Problem to solve: The records below hold pictures; please leave those out and retype the rest exactly.

** start Rows **

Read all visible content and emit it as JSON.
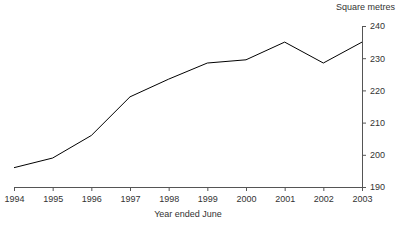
{
  "chart_data": {
    "type": "line",
    "y_label": "Square metres",
    "x_label": "Year ended June",
    "x": [
      1994,
      1995,
      1996,
      1997,
      1998,
      1999,
      2000,
      2001,
      2002,
      2003
    ],
    "values": [
      196,
      199,
      206,
      218,
      223.5,
      228.5,
      229.5,
      235,
      228.5,
      235
    ],
    "color": "#000000",
    "xlim": [
      1994,
      2003
    ],
    "xticks": [
      1994,
      1995,
      1996,
      1997,
      1998,
      1999,
      2000,
      2001,
      2002,
      2003
    ],
    "ylim": [
      190,
      240
    ],
    "yticks": [
      190,
      200,
      210,
      220,
      230,
      240
    ]
  }
}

** end Rows **

Reply to the exercise:
Read all visible content and emit it as JSON.
{
  "chart_data": {
    "type": "line",
    "y_label": "Square metres",
    "x_label": "Year ended June",
    "x": [
      1994,
      1995,
      1996,
      1997,
      1998,
      1999,
      2000,
      2001,
      2002,
      2003
    ],
    "values": [
      196,
      199,
      206,
      218,
      223.5,
      228.5,
      229.5,
      235,
      228.5,
      235
    ],
    "color": "#000000",
    "xlim": [
      1994,
      2003
    ],
    "xticks": [
      1994,
      1995,
      1996,
      1997,
      1998,
      1999,
      2000,
      2001,
      2002,
      2003
    ],
    "ylim": [
      190,
      240
    ],
    "yticks": [
      190,
      200,
      210,
      220,
      230,
      240
    ]
  }
}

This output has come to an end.